Work to be completed
Filter the records below and copy every line containing the word "Registered".
──────
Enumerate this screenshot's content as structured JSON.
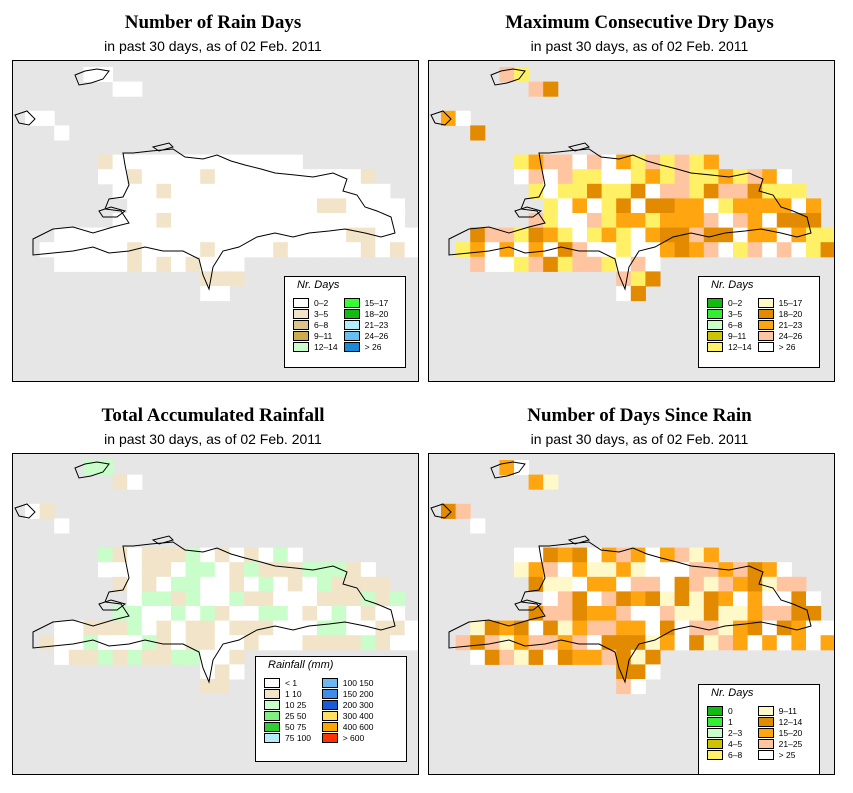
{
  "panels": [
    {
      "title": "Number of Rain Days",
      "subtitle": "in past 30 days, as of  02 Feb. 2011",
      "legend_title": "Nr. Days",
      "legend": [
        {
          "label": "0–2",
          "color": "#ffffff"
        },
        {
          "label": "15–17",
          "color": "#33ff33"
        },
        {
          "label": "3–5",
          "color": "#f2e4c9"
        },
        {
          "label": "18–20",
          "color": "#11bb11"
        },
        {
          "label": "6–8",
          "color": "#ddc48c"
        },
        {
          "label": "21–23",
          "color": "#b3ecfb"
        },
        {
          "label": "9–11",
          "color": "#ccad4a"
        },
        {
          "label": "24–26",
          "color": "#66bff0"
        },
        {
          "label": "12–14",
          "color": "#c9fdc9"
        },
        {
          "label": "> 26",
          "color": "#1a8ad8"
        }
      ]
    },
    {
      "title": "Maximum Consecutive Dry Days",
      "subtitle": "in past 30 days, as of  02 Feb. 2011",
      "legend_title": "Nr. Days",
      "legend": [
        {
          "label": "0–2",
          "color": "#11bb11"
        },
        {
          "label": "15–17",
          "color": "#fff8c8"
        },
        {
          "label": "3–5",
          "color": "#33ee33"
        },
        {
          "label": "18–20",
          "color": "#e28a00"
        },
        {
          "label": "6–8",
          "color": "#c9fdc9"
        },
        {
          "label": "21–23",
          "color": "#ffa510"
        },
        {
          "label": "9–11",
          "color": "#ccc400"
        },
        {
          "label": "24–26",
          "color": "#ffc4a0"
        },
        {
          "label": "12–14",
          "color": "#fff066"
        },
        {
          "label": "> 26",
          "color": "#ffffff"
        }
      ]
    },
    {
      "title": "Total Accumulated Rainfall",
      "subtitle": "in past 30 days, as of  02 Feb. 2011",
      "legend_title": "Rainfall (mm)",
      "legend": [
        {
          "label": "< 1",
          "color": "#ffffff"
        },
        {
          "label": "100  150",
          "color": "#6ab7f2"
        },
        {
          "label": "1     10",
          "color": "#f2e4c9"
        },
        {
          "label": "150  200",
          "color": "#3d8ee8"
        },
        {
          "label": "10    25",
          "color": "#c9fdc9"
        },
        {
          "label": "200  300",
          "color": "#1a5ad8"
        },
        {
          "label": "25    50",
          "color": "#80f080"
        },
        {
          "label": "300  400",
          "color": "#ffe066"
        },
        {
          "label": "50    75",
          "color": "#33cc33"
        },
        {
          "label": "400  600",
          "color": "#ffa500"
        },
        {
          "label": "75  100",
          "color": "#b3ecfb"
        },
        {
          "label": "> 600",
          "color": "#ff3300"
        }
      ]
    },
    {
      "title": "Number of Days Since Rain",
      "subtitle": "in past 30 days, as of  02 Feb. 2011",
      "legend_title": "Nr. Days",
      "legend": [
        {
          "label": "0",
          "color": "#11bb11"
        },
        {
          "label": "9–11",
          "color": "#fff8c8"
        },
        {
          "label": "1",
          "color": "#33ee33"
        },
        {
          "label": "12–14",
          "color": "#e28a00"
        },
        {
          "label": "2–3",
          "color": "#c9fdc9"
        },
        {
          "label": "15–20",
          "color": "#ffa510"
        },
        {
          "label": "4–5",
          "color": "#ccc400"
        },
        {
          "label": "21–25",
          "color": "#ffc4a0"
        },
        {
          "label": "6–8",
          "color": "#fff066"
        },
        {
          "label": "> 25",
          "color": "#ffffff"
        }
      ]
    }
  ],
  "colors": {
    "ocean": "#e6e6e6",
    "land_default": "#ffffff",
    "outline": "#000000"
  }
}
──────
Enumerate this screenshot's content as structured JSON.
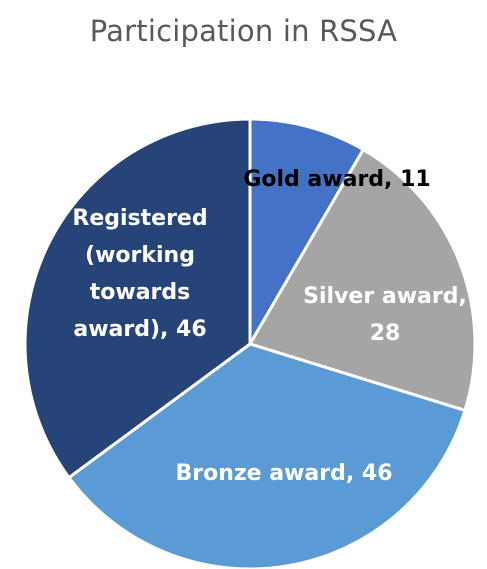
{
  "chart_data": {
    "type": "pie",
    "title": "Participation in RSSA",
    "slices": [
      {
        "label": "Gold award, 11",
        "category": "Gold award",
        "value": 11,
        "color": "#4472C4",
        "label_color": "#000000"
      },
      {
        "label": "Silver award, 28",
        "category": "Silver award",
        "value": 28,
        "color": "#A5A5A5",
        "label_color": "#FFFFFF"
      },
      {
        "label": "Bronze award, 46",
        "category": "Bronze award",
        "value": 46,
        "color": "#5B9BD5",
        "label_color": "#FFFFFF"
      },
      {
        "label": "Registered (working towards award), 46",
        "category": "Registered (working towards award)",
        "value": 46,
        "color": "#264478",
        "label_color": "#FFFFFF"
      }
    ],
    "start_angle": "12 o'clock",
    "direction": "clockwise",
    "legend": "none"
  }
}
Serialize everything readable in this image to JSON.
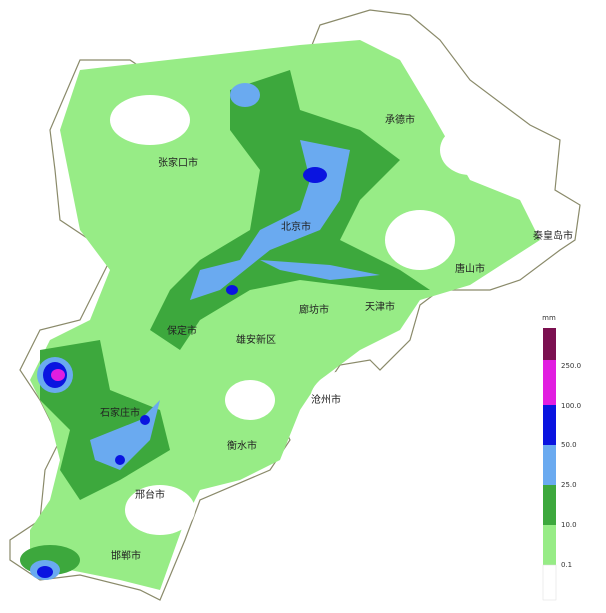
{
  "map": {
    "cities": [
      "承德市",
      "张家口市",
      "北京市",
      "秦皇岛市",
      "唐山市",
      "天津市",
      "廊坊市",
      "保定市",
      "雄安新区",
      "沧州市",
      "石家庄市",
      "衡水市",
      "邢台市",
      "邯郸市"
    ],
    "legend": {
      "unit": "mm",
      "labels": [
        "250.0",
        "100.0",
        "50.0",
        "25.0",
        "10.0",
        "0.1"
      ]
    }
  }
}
──────
Response to this exercise
        "label": "Registered (working towards award), 46",
        "category": "Registered (working towards award)",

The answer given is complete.